WRITTEN INSTRUCTION >>
Every record must be repeated exactly; omit any pictures they contain.

---

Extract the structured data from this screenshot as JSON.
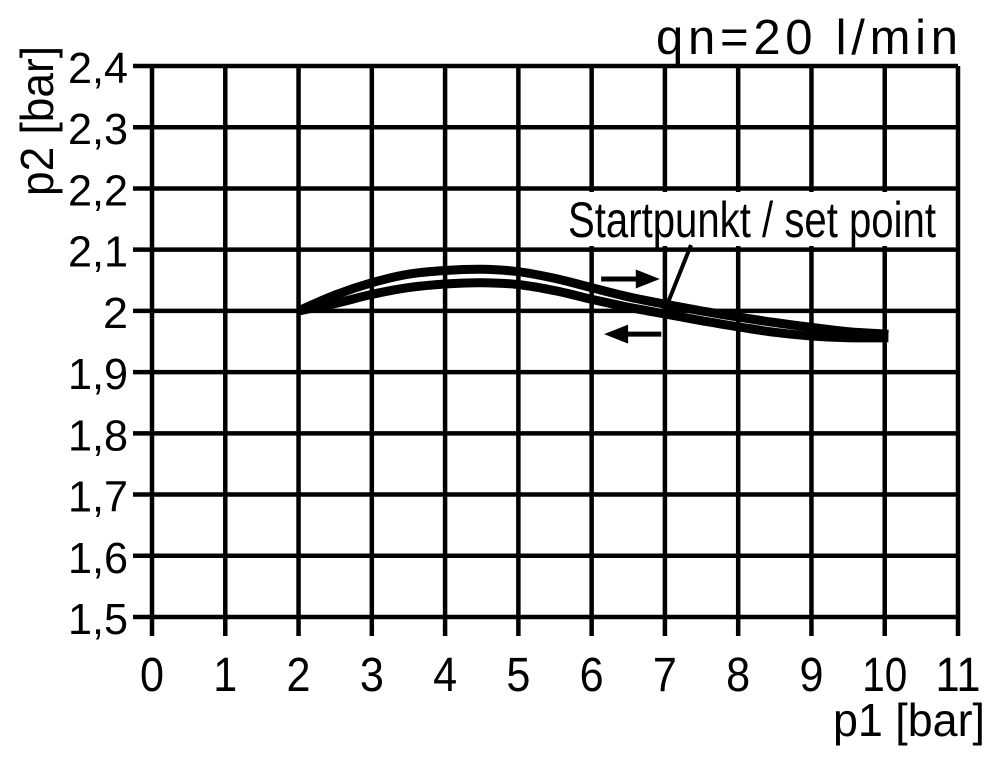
{
  "colors": {
    "line": "#000000",
    "background": "#ffffff"
  },
  "chart_data": {
    "type": "line",
    "flow_note": "qn=20 l/min",
    "xlabel": "p1 [bar]",
    "ylabel": "p2 [bar]",
    "xlim": [
      0,
      11
    ],
    "ylim": [
      1.5,
      2.4
    ],
    "grid": true,
    "legend": "none",
    "x_tick_values": [
      0,
      1,
      2,
      3,
      4,
      5,
      6,
      7,
      8,
      9,
      10,
      11
    ],
    "x_tick_labels": [
      "0",
      "1",
      "2",
      "3",
      "4",
      "5",
      "6",
      "7",
      "8",
      "9",
      "10",
      "11"
    ],
    "y_tick_values": [
      2.4,
      2.3,
      2.2,
      2.1,
      2.0,
      1.9,
      1.8,
      1.7,
      1.6,
      1.5
    ],
    "y_tick_labels": [
      "2,4",
      "2,3",
      "2,2",
      "2,1",
      "2",
      "1,9",
      "1,8",
      "1,7",
      "1,6",
      "1,5"
    ],
    "series": [
      {
        "name": "forward stroke (p1 increasing)",
        "arrow": "right",
        "x": [
          2,
          2.5,
          3,
          3.5,
          4,
          4.5,
          5,
          5.5,
          6,
          6.5,
          7,
          7.5,
          8,
          8.5,
          9,
          9.5,
          10.05
        ],
        "y": [
          2.0,
          2.026,
          2.046,
          2.06,
          2.066,
          2.068,
          2.064,
          2.053,
          2.038,
          2.023,
          2.011,
          2.0,
          1.99,
          1.981,
          1.973,
          1.966,
          1.962
        ]
      },
      {
        "name": "return stroke (p1 decreasing)",
        "arrow": "left",
        "x": [
          2,
          2.5,
          3,
          3.5,
          4,
          4.5,
          5,
          5.5,
          6,
          6.5,
          7,
          7.5,
          8,
          8.5,
          9,
          9.5,
          10.05
        ],
        "y": [
          2.0,
          2.012,
          2.027,
          2.038,
          2.044,
          2.046,
          2.043,
          2.033,
          2.019,
          2.006,
          1.995,
          1.984,
          1.974,
          1.965,
          1.959,
          1.956,
          1.956
        ]
      }
    ],
    "direction_arrows": [
      {
        "direction": "right",
        "x_start": 6.13,
        "x_end": 6.93,
        "y": 2.052
      },
      {
        "direction": "left",
        "x_start": 6.95,
        "x_end": 6.17,
        "y": 1.962
      }
    ],
    "annotation": {
      "text": "Startpunkt / set point",
      "target_x": 7.04,
      "target_y": 2.013
    }
  }
}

---

EXPECTED ANSWER >>
Extract the structured data from this screenshot as JSON.
{
  "colors": {
    "line": "#000000",
    "background": "#ffffff"
  },
  "chart_data": {
    "type": "line",
    "flow_note": "qn=20 l/min",
    "xlabel": "p1 [bar]",
    "ylabel": "p2 [bar]",
    "xlim": [
      0,
      11
    ],
    "ylim": [
      1.5,
      2.4
    ],
    "grid": true,
    "legend": "none",
    "x_tick_values": [
      0,
      1,
      2,
      3,
      4,
      5,
      6,
      7,
      8,
      9,
      10,
      11
    ],
    "x_tick_labels": [
      "0",
      "1",
      "2",
      "3",
      "4",
      "5",
      "6",
      "7",
      "8",
      "9",
      "10",
      "11"
    ],
    "y_tick_values": [
      2.4,
      2.3,
      2.2,
      2.1,
      2.0,
      1.9,
      1.8,
      1.7,
      1.6,
      1.5
    ],
    "y_tick_labels": [
      "2,4",
      "2,3",
      "2,2",
      "2,1",
      "2",
      "1,9",
      "1,8",
      "1,7",
      "1,6",
      "1,5"
    ],
    "series": [
      {
        "name": "forward stroke (p1 increasing)",
        "arrow": "right",
        "x": [
          2,
          2.5,
          3,
          3.5,
          4,
          4.5,
          5,
          5.5,
          6,
          6.5,
          7,
          7.5,
          8,
          8.5,
          9,
          9.5,
          10.05
        ],
        "y": [
          2.0,
          2.026,
          2.046,
          2.06,
          2.066,
          2.068,
          2.064,
          2.053,
          2.038,
          2.023,
          2.011,
          2.0,
          1.99,
          1.981,
          1.973,
          1.966,
          1.962
        ]
      },
      {
        "name": "return stroke (p1 decreasing)",
        "arrow": "left",
        "x": [
          2,
          2.5,
          3,
          3.5,
          4,
          4.5,
          5,
          5.5,
          6,
          6.5,
          7,
          7.5,
          8,
          8.5,
          9,
          9.5,
          10.05
        ],
        "y": [
          2.0,
          2.012,
          2.027,
          2.038,
          2.044,
          2.046,
          2.043,
          2.033,
          2.019,
          2.006,
          1.995,
          1.984,
          1.974,
          1.965,
          1.959,
          1.956,
          1.956
        ]
      }
    ],
    "direction_arrows": [
      {
        "direction": "right",
        "x_start": 6.13,
        "x_end": 6.93,
        "y": 2.052
      },
      {
        "direction": "left",
        "x_start": 6.95,
        "x_end": 6.17,
        "y": 1.962
      }
    ],
    "annotation": {
      "text": "Startpunkt / set point",
      "target_x": 7.04,
      "target_y": 2.013
    }
  }
}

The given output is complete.